## start

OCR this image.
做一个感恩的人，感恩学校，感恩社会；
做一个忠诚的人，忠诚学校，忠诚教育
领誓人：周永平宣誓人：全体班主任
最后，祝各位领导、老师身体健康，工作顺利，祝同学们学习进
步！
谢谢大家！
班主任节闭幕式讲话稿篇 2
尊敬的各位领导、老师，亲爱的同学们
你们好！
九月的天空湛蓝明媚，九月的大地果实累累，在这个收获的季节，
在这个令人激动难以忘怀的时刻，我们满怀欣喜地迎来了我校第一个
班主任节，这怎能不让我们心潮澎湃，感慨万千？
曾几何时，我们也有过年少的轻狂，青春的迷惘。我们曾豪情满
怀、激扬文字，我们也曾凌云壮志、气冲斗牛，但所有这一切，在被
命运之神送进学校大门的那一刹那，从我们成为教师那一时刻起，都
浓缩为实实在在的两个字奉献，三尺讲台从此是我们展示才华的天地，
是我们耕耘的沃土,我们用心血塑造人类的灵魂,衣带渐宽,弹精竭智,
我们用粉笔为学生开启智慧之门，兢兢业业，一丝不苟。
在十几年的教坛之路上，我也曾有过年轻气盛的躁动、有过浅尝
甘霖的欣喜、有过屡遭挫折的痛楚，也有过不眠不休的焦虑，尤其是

## end

## Task objective
Would you copy out each line exactly as written?

## Task solution
OCR this image.
做一个感恩的人，感恩学校，感恩社会；
做一个忠诚的人，忠诚学校，忠诚教育
领誓人：周永平宣誓人：全体班主任
最后，祝各位领导、老师身体健康，工作顺利，祝同学们学习进
步！
谢谢大家！
班主任节闭幕式讲话稿篇 2
尊敬的各位领导、老师，亲爱的同学们
你们好！
九月的天空湛蓝明媚，九月的大地果实累累，在这个收获的季节，
在这个令人激动难以忘怀的时刻，我们满怀欣喜地迎来了我校第一个
班主任节，这怎能不让我们心潮澎湃，感慨万千？
曾几何时，我们也有过年少的轻狂，青春的迷惘。我们曾豪情满
怀、激扬文字，我们也曾凌云壮志、气冲斗牛，但所有这一切，在被
命运之神送进学校大门的那一刹那，从我们成为教师那一时刻起，都
浓缩为实实在在的两个字奉献，三尺讲台从此是我们展示才华的天地，
是我们耕耘的沃土,我们用心血塑造人类的灵魂,衣带渐宽,弹精竭智,
我们用粉笔为学生开启智慧之门，兢兢业业，一丝不苟。
在十几年的教坛之路上，我也曾有过年轻气盛的躁动、有过浅尝
甘霖的欣喜、有过屡遭挫折的痛楚，也有过不眠不休的焦虑，尤其是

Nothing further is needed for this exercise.